-- Start Available data --
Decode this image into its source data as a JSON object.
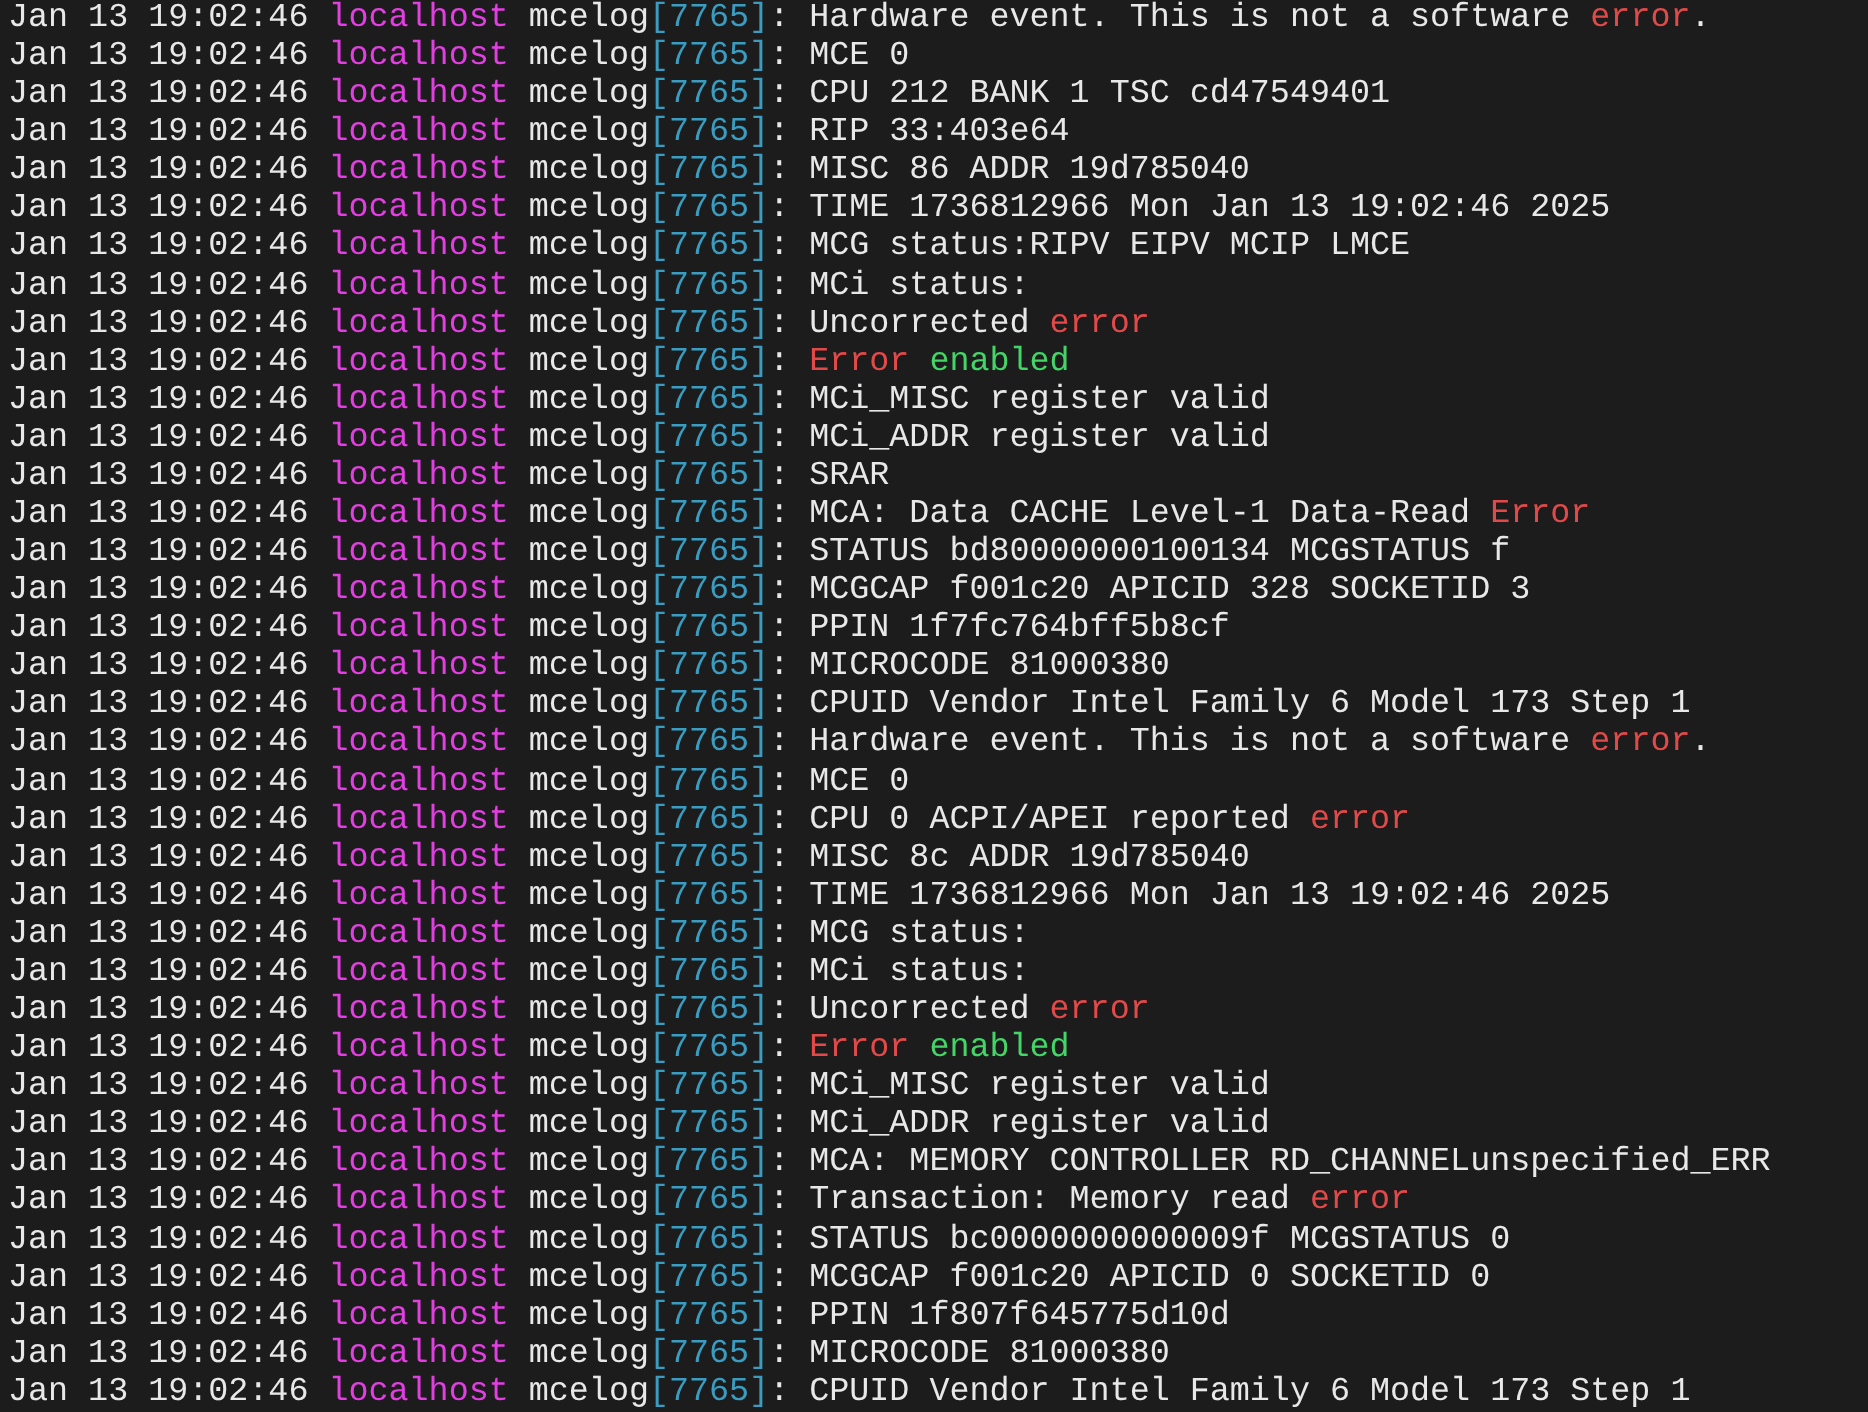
{
  "terminal": {
    "lines": [
      {
        "timestamp": "Jan 13 19:02:46",
        "host": "localhost",
        "process": "mcelog",
        "pid": "[7765]",
        "message": [
          {
            "text": ": Hardware event. This is not a software ",
            "kind": "plain"
          },
          {
            "text": "error",
            "kind": "error"
          },
          {
            "text": ".",
            "kind": "plain"
          }
        ]
      },
      {
        "timestamp": "Jan 13 19:02:46",
        "host": "localhost",
        "process": "mcelog",
        "pid": "[7765]",
        "message": [
          {
            "text": ": MCE 0",
            "kind": "plain"
          }
        ]
      },
      {
        "timestamp": "Jan 13 19:02:46",
        "host": "localhost",
        "process": "mcelog",
        "pid": "[7765]",
        "message": [
          {
            "text": ": CPU 212 BANK 1 TSC cd47549401",
            "kind": "plain"
          }
        ]
      },
      {
        "timestamp": "Jan 13 19:02:46",
        "host": "localhost",
        "process": "mcelog",
        "pid": "[7765]",
        "message": [
          {
            "text": ": RIP 33:403e64",
            "kind": "plain"
          }
        ]
      },
      {
        "timestamp": "Jan 13 19:02:46",
        "host": "localhost",
        "process": "mcelog",
        "pid": "[7765]",
        "message": [
          {
            "text": ": MISC 86 ADDR 19d785040",
            "kind": "plain"
          }
        ]
      },
      {
        "timestamp": "Jan 13 19:02:46",
        "host": "localhost",
        "process": "mcelog",
        "pid": "[7765]",
        "message": [
          {
            "text": ": TIME 1736812966 Mon Jan 13 19:02:46 2025",
            "kind": "plain"
          }
        ]
      },
      {
        "timestamp": "Jan 13 19:02:46",
        "host": "localhost",
        "process": "mcelog",
        "pid": "[7765]",
        "message": [
          {
            "text": ": MCG status:RIPV EIPV MCIP LMCE",
            "kind": "plain"
          }
        ]
      },
      {
        "timestamp": "Jan 13 19:02:46",
        "host": "localhost",
        "process": "mcelog",
        "pid": "[7765]",
        "message": [
          {
            "text": ": MCi status:",
            "kind": "plain"
          }
        ]
      },
      {
        "timestamp": "Jan 13 19:02:46",
        "host": "localhost",
        "process": "mcelog",
        "pid": "[7765]",
        "message": [
          {
            "text": ": Uncorrected ",
            "kind": "plain"
          },
          {
            "text": "error",
            "kind": "error"
          }
        ]
      },
      {
        "timestamp": "Jan 13 19:02:46",
        "host": "localhost",
        "process": "mcelog",
        "pid": "[7765]",
        "message": [
          {
            "text": ": ",
            "kind": "plain"
          },
          {
            "text": "Error",
            "kind": "error"
          },
          {
            "text": " enabled",
            "kind": "ok"
          }
        ]
      },
      {
        "timestamp": "Jan 13 19:02:46",
        "host": "localhost",
        "process": "mcelog",
        "pid": "[7765]",
        "message": [
          {
            "text": ": MCi_MISC register valid",
            "kind": "plain"
          }
        ]
      },
      {
        "timestamp": "Jan 13 19:02:46",
        "host": "localhost",
        "process": "mcelog",
        "pid": "[7765]",
        "message": [
          {
            "text": ": MCi_ADDR register valid",
            "kind": "plain"
          }
        ]
      },
      {
        "timestamp": "Jan 13 19:02:46",
        "host": "localhost",
        "process": "mcelog",
        "pid": "[7765]",
        "message": [
          {
            "text": ": SRAR",
            "kind": "plain"
          }
        ]
      },
      {
        "timestamp": "Jan 13 19:02:46",
        "host": "localhost",
        "process": "mcelog",
        "pid": "[7765]",
        "message": [
          {
            "text": ": MCA: Data CACHE Level-1 Data-Read ",
            "kind": "plain"
          },
          {
            "text": "Error",
            "kind": "error"
          }
        ]
      },
      {
        "timestamp": "Jan 13 19:02:46",
        "host": "localhost",
        "process": "mcelog",
        "pid": "[7765]",
        "message": [
          {
            "text": ": STATUS bd80000000100134 MCGSTATUS f",
            "kind": "plain"
          }
        ]
      },
      {
        "timestamp": "Jan 13 19:02:46",
        "host": "localhost",
        "process": "mcelog",
        "pid": "[7765]",
        "message": [
          {
            "text": ": MCGCAP f001c20 APICID 328 SOCKETID 3",
            "kind": "plain"
          }
        ]
      },
      {
        "timestamp": "Jan 13 19:02:46",
        "host": "localhost",
        "process": "mcelog",
        "pid": "[7765]",
        "message": [
          {
            "text": ": PPIN 1f7fc764bff5b8cf",
            "kind": "plain"
          }
        ]
      },
      {
        "timestamp": "Jan 13 19:02:46",
        "host": "localhost",
        "process": "mcelog",
        "pid": "[7765]",
        "message": [
          {
            "text": ": MICROCODE 81000380",
            "kind": "plain"
          }
        ]
      },
      {
        "timestamp": "Jan 13 19:02:46",
        "host": "localhost",
        "process": "mcelog",
        "pid": "[7765]",
        "message": [
          {
            "text": ": CPUID Vendor Intel Family 6 Model 173 Step 1",
            "kind": "plain"
          }
        ]
      },
      {
        "timestamp": "Jan 13 19:02:46",
        "host": "localhost",
        "process": "mcelog",
        "pid": "[7765]",
        "message": [
          {
            "text": ": Hardware event. This is not a software ",
            "kind": "plain"
          },
          {
            "text": "error",
            "kind": "error"
          },
          {
            "text": ".",
            "kind": "plain"
          }
        ]
      },
      {
        "timestamp": "Jan 13 19:02:46",
        "host": "localhost",
        "process": "mcelog",
        "pid": "[7765]",
        "message": [
          {
            "text": ": MCE 0",
            "kind": "plain"
          }
        ]
      },
      {
        "timestamp": "Jan 13 19:02:46",
        "host": "localhost",
        "process": "mcelog",
        "pid": "[7765]",
        "message": [
          {
            "text": ": CPU 0 ACPI/APEI reported ",
            "kind": "plain"
          },
          {
            "text": "error",
            "kind": "error"
          }
        ]
      },
      {
        "timestamp": "Jan 13 19:02:46",
        "host": "localhost",
        "process": "mcelog",
        "pid": "[7765]",
        "message": [
          {
            "text": ": MISC 8c ADDR 19d785040",
            "kind": "plain"
          }
        ]
      },
      {
        "timestamp": "Jan 13 19:02:46",
        "host": "localhost",
        "process": "mcelog",
        "pid": "[7765]",
        "message": [
          {
            "text": ": TIME 1736812966 Mon Jan 13 19:02:46 2025",
            "kind": "plain"
          }
        ]
      },
      {
        "timestamp": "Jan 13 19:02:46",
        "host": "localhost",
        "process": "mcelog",
        "pid": "[7765]",
        "message": [
          {
            "text": ": MCG status:",
            "kind": "plain"
          }
        ]
      },
      {
        "timestamp": "Jan 13 19:02:46",
        "host": "localhost",
        "process": "mcelog",
        "pid": "[7765]",
        "message": [
          {
            "text": ": MCi status:",
            "kind": "plain"
          }
        ]
      },
      {
        "timestamp": "Jan 13 19:02:46",
        "host": "localhost",
        "process": "mcelog",
        "pid": "[7765]",
        "message": [
          {
            "text": ": Uncorrected ",
            "kind": "plain"
          },
          {
            "text": "error",
            "kind": "error"
          }
        ]
      },
      {
        "timestamp": "Jan 13 19:02:46",
        "host": "localhost",
        "process": "mcelog",
        "pid": "[7765]",
        "message": [
          {
            "text": ": ",
            "kind": "plain"
          },
          {
            "text": "Error",
            "kind": "error"
          },
          {
            "text": " enabled",
            "kind": "ok"
          }
        ]
      },
      {
        "timestamp": "Jan 13 19:02:46",
        "host": "localhost",
        "process": "mcelog",
        "pid": "[7765]",
        "message": [
          {
            "text": ": MCi_MISC register valid",
            "kind": "plain"
          }
        ]
      },
      {
        "timestamp": "Jan 13 19:02:46",
        "host": "localhost",
        "process": "mcelog",
        "pid": "[7765]",
        "message": [
          {
            "text": ": MCi_ADDR register valid",
            "kind": "plain"
          }
        ]
      },
      {
        "timestamp": "Jan 13 19:02:46",
        "host": "localhost",
        "process": "mcelog",
        "pid": "[7765]",
        "message": [
          {
            "text": ": MCA: MEMORY CONTROLLER RD_CHANNELunspecified_ERR",
            "kind": "plain"
          }
        ]
      },
      {
        "timestamp": "Jan 13 19:02:46",
        "host": "localhost",
        "process": "mcelog",
        "pid": "[7765]",
        "message": [
          {
            "text": ": Transaction: Memory read ",
            "kind": "plain"
          },
          {
            "text": "error",
            "kind": "error"
          }
        ]
      },
      {
        "timestamp": "Jan 13 19:02:46",
        "host": "localhost",
        "process": "mcelog",
        "pid": "[7765]",
        "message": [
          {
            "text": ": STATUS bc0000000000009f MCGSTATUS 0",
            "kind": "plain"
          }
        ]
      },
      {
        "timestamp": "Jan 13 19:02:46",
        "host": "localhost",
        "process": "mcelog",
        "pid": "[7765]",
        "message": [
          {
            "text": ": MCGCAP f001c20 APICID 0 SOCKETID 0",
            "kind": "plain"
          }
        ]
      },
      {
        "timestamp": "Jan 13 19:02:46",
        "host": "localhost",
        "process": "mcelog",
        "pid": "[7765]",
        "message": [
          {
            "text": ": PPIN 1f807f645775d10d",
            "kind": "plain"
          }
        ]
      },
      {
        "timestamp": "Jan 13 19:02:46",
        "host": "localhost",
        "process": "mcelog",
        "pid": "[7765]",
        "message": [
          {
            "text": ": MICROCODE 81000380",
            "kind": "plain"
          }
        ]
      },
      {
        "timestamp": "Jan 13 19:02:46",
        "host": "localhost",
        "process": "mcelog",
        "pid": "[7765]",
        "message": [
          {
            "text": ": CPUID Vendor Intel Family 6 Model 173 Step 1",
            "kind": "plain"
          }
        ]
      }
    ]
  }
}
-- End Available data --
__Given problem__:
Extract all lines that hold the word "MCGCAP".

__Task answer__:
            "text": ": MCGCAP f001c20 APICID 328 SOCKETID 3",
            "text": ": MCGCAP f001c20 APICID 0 SOCKETID 0",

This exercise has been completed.